> _STATED PROBLEM_:
Below are some records; retype all of them exactly.

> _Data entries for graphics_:
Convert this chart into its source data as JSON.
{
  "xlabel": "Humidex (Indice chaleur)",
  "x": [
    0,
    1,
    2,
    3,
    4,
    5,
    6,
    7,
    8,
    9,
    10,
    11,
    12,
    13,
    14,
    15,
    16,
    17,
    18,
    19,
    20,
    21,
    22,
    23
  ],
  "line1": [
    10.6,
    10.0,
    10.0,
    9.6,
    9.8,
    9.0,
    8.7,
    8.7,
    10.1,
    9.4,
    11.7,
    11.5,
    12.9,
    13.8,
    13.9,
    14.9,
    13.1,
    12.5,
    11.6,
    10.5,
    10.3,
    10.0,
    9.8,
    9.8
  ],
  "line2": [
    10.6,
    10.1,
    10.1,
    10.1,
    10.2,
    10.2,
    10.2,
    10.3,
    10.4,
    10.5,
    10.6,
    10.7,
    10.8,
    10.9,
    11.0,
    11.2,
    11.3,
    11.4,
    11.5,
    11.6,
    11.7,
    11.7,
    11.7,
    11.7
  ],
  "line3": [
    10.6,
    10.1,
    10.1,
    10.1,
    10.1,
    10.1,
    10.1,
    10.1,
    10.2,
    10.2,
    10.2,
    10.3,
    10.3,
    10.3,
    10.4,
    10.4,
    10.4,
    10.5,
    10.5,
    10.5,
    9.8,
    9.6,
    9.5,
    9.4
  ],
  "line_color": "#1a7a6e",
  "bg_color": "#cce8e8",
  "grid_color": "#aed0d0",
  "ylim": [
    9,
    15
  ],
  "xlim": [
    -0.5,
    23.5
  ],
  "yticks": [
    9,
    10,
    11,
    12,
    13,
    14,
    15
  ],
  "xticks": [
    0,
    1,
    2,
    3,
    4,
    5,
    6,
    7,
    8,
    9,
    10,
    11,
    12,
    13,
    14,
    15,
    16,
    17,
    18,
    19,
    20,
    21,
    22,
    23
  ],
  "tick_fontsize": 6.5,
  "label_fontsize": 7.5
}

> _RESPONSE BELOW_:
Convert this chart into its source data as JSON.
{
  "xlabel": "Humidex (Indice chaleur)",
  "x": [
    0,
    1,
    2,
    3,
    4,
    5,
    6,
    7,
    8,
    9,
    10,
    11,
    12,
    13,
    14,
    15,
    16,
    17,
    18,
    19,
    20,
    21,
    22,
    23
  ],
  "line1": [
    10.6,
    10.0,
    10.0,
    9.6,
    9.8,
    9.0,
    8.7,
    8.7,
    10.1,
    9.4,
    11.7,
    11.5,
    12.9,
    13.8,
    13.9,
    14.9,
    13.1,
    12.5,
    11.6,
    10.5,
    10.3,
    10.0,
    9.8,
    9.8
  ],
  "line2": [
    10.6,
    10.1,
    10.1,
    10.1,
    10.2,
    10.2,
    10.2,
    10.3,
    10.4,
    10.5,
    10.6,
    10.7,
    10.8,
    10.9,
    11.0,
    11.2,
    11.3,
    11.4,
    11.5,
    11.6,
    11.7,
    11.7,
    11.7,
    11.7
  ],
  "line3": [
    10.6,
    10.1,
    10.1,
    10.1,
    10.1,
    10.1,
    10.1,
    10.1,
    10.2,
    10.2,
    10.2,
    10.3,
    10.3,
    10.3,
    10.4,
    10.4,
    10.4,
    10.5,
    10.5,
    10.5,
    9.8,
    9.6,
    9.5,
    9.4
  ],
  "line_color": "#1a7a6e",
  "bg_color": "#cce8e8",
  "grid_color": "#aed0d0",
  "ylim": [
    9,
    15
  ],
  "xlim": [
    -0.5,
    23.5
  ],
  "yticks": [
    9,
    10,
    11,
    12,
    13,
    14,
    15
  ],
  "xticks": [
    0,
    1,
    2,
    3,
    4,
    5,
    6,
    7,
    8,
    9,
    10,
    11,
    12,
    13,
    14,
    15,
    16,
    17,
    18,
    19,
    20,
    21,
    22,
    23
  ],
  "tick_fontsize": 6.5,
  "label_fontsize": 7.5
}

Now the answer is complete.